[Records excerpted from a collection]
────────────────────

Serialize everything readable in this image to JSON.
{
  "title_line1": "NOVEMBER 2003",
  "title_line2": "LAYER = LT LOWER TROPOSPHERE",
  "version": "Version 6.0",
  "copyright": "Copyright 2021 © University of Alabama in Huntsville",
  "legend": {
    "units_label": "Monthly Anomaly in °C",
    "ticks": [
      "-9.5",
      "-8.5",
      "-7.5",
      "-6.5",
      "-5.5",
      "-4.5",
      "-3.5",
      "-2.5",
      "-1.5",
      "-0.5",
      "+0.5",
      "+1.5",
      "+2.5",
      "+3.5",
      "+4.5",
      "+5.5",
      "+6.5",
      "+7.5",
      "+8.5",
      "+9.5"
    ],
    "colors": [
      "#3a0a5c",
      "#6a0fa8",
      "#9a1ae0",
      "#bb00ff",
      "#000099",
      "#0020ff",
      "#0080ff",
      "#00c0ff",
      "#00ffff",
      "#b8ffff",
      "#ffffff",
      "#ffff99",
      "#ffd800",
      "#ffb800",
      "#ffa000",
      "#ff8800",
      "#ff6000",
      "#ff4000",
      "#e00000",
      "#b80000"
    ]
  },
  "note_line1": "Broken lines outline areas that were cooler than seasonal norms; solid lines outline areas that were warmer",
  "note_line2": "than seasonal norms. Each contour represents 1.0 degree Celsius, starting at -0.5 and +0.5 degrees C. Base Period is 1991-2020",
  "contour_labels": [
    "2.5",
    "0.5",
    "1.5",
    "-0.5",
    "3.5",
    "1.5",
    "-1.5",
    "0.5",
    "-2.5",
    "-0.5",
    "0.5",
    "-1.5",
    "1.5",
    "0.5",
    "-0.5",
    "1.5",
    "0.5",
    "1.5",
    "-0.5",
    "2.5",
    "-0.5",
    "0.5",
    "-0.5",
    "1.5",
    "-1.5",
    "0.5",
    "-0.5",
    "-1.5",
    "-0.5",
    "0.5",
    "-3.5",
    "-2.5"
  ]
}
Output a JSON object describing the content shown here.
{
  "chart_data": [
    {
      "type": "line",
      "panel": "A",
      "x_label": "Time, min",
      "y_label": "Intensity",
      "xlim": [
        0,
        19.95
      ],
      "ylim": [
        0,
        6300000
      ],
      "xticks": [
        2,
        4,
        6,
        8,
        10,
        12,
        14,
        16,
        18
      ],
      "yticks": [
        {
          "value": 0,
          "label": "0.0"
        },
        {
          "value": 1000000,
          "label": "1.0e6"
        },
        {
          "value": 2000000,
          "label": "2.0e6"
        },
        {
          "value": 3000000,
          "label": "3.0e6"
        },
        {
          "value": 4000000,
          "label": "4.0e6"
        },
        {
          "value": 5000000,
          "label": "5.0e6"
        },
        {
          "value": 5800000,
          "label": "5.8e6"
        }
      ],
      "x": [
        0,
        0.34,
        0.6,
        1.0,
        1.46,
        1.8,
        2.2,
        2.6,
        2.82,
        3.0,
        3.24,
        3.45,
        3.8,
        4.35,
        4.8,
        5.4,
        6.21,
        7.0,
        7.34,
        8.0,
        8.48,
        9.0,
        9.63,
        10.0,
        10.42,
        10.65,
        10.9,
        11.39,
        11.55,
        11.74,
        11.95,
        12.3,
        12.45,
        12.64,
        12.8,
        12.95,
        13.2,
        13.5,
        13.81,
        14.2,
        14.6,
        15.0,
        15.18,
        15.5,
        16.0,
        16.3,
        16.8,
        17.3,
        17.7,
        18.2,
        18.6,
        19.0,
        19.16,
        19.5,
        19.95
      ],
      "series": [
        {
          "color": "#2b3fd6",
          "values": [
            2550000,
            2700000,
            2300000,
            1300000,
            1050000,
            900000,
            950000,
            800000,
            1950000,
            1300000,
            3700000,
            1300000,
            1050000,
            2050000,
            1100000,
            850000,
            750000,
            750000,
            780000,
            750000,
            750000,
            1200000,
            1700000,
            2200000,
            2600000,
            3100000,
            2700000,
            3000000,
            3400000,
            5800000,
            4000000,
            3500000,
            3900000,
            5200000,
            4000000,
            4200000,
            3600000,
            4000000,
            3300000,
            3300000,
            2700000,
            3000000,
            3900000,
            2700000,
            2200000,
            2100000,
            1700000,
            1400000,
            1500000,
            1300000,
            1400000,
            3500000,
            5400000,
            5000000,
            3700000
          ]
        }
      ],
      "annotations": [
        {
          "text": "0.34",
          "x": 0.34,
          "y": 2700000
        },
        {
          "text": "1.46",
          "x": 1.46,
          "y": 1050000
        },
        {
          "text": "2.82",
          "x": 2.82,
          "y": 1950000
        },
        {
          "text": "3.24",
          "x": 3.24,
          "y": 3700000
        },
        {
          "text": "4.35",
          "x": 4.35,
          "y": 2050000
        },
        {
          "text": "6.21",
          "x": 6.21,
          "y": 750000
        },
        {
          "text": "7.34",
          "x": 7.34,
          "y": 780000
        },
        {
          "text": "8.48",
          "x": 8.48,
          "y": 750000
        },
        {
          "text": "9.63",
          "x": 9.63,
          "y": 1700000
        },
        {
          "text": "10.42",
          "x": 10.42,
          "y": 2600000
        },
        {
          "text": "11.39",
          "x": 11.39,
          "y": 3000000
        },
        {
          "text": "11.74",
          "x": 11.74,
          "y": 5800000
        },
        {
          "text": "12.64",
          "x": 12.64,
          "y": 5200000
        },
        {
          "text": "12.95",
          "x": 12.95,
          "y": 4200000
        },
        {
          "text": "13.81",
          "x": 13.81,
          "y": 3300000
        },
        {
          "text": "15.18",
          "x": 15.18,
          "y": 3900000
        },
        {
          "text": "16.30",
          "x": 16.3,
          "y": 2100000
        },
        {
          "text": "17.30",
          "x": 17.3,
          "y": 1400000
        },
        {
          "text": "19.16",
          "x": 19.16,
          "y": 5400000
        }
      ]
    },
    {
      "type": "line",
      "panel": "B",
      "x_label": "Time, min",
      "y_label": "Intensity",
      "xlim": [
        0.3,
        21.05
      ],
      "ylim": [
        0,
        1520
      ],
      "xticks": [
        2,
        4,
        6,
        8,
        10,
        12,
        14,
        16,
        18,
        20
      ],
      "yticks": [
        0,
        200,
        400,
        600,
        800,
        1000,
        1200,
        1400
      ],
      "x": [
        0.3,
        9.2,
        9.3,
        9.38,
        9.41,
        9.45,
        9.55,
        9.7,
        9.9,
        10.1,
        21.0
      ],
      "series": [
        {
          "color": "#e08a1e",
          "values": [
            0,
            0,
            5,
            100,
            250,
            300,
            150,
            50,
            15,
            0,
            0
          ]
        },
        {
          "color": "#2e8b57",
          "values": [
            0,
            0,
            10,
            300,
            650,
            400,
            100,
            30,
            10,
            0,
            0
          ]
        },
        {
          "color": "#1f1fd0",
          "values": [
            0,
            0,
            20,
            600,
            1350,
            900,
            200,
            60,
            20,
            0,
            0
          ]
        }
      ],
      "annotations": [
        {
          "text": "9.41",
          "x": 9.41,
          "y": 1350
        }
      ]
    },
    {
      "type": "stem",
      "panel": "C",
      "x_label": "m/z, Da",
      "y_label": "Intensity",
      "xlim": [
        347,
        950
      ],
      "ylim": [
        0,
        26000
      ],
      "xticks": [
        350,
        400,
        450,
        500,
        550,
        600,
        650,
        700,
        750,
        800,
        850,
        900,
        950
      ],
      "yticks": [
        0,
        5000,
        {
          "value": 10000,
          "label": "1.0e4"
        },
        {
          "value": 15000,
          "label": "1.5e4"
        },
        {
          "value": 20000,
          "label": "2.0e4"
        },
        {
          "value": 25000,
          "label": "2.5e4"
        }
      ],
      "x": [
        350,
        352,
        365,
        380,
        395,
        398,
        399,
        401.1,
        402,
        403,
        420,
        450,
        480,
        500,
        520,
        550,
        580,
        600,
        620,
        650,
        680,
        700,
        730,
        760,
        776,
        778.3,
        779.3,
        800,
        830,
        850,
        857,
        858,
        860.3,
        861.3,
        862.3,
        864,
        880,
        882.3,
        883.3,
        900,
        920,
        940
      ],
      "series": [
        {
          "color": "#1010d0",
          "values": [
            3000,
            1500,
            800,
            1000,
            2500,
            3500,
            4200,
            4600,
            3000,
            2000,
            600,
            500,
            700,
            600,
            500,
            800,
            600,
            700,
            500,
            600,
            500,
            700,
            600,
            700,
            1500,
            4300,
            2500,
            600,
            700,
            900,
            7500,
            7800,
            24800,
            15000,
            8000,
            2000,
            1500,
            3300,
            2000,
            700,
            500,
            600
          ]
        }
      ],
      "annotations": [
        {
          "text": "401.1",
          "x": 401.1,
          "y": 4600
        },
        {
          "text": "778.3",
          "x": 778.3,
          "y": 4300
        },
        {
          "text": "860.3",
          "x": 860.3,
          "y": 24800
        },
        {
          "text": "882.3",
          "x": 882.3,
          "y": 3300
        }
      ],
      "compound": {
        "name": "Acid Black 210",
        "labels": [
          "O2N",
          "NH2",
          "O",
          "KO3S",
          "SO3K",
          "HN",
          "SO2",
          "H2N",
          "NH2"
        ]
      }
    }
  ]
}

────────────────────

Work instructions
Return from the data every line that holds "seasonal".

Solved problem
  "note_line1": "Broken lines outline areas that were cooler than seasonal norms; solid lines outline areas that were warmer",
  "note_line2": "than seasonal norms. Each contour represents 1.0 degree Celsius, starting at -0.5 and +0.5 degrees C. Base Period is 1991-2020",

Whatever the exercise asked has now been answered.